[Recorded information]
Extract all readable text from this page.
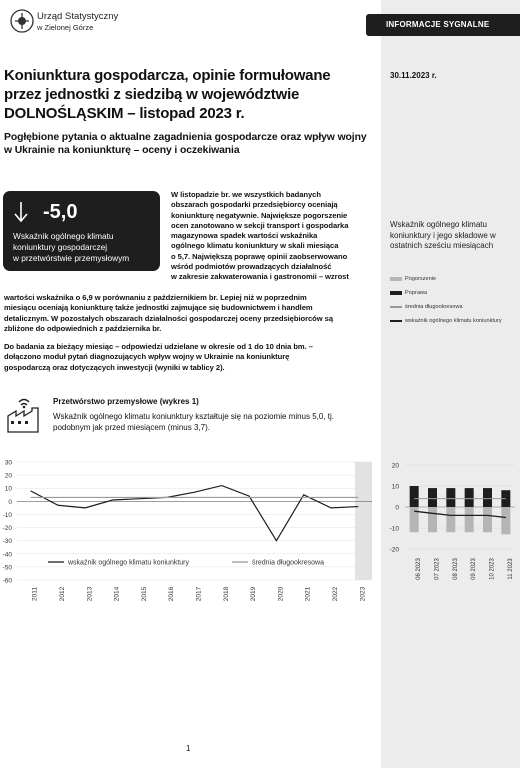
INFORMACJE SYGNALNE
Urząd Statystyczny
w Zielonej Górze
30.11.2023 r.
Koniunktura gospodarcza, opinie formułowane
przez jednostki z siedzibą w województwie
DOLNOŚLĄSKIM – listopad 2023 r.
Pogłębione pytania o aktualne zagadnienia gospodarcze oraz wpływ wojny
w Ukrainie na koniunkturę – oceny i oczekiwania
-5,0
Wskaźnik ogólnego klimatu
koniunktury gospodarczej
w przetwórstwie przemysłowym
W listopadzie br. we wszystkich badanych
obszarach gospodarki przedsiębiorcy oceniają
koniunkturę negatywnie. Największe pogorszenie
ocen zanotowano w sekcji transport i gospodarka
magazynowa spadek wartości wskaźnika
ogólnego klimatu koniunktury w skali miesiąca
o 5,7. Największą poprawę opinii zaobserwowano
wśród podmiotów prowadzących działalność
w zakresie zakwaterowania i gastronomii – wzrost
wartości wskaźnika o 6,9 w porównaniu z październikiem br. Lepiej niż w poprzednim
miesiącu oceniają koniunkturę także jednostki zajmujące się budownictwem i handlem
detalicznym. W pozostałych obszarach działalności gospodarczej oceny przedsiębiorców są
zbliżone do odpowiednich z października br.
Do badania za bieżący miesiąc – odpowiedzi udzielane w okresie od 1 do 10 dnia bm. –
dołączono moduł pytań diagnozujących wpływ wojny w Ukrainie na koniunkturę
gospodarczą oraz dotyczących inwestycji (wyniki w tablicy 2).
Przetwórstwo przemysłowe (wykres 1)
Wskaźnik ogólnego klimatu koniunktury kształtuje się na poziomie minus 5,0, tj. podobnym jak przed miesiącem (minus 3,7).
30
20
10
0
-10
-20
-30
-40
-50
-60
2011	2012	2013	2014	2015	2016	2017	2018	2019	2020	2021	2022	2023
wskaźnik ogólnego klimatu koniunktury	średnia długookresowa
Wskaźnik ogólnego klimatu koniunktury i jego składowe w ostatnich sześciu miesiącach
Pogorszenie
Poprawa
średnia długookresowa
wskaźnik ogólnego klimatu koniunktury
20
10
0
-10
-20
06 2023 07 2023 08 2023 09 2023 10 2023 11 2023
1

[Request]
Write out the listing above exactly as it stands, pictures excluded.

[Response to this task]
Extract all readable text from this page.
INFORMACJE SYGNALNE
Urząd Statystyczny
w Zielonej Górze
30.11.2023 r.
Koniunktura gospodarcza, opinie formułowane
przez jednostki z siedzibą w województwie
DOLNOŚLĄSKIM – listopad 2023 r.
Pogłębione pytania o aktualne zagadnienia gospodarcze oraz wpływ wojny
w Ukrainie na koniunkturę – oceny i oczekiwania
-5,0
Wskaźnik ogólnego klimatu
koniunktury gospodarczej
w przetwórstwie przemysłowym
W listopadzie br. we wszystkich badanych
obszarach gospodarki przedsiębiorcy oceniają
koniunkturę negatywnie. Największe pogorszenie
ocen zanotowano w sekcji transport i gospodarka
magazynowa spadek wartości wskaźnika
ogólnego klimatu koniunktury w skali miesiąca
o 5,7. Największą poprawę opinii zaobserwowano
wśród podmiotów prowadzących działalność
w zakresie zakwaterowania i gastronomii – wzrost
wartości wskaźnika o 6,9 w porównaniu z październikiem br. Lepiej niż w poprzednim
miesiącu oceniają koniunkturę także jednostki zajmujące się budownictwem i handlem
detalicznym. W pozostałych obszarach działalności gospodarczej oceny przedsiębiorców są
zbliżone do odpowiednich z października br.
Do badania za bieżący miesiąc – odpowiedzi udzielane w okresie od 1 do 10 dnia bm. –
dołączono moduł pytań diagnozujących wpływ wojny w Ukrainie na koniunkturę
gospodarczą oraz dotyczących inwestycji (wyniki w tablicy 2).
Przetwórstwo przemysłowe (wykres 1)
Wskaźnik ogólnego klimatu koniunktury kształtuje się na poziomie minus 5,0, tj. podobnym jak przed miesiącem (minus 3,7).
30
20
10
0
-10
-20
-30
-40
-50
-60
2011	2012	2013	2014	2015	2016	2017	2018	2019	2020	2021	2022	2023
wskaźnik ogólnego klimatu koniunktury	średnia długookresowa
Wskaźnik ogólnego klimatu koniunktury i jego składowe w ostatnich sześciu miesiącach
Pogorszenie
Poprawa
średnia długookresowa
wskaźnik ogólnego klimatu koniunktury
20
10
0
-10
-20
06 2023 07 2023 08 2023 09 2023 10 2023 11 2023
1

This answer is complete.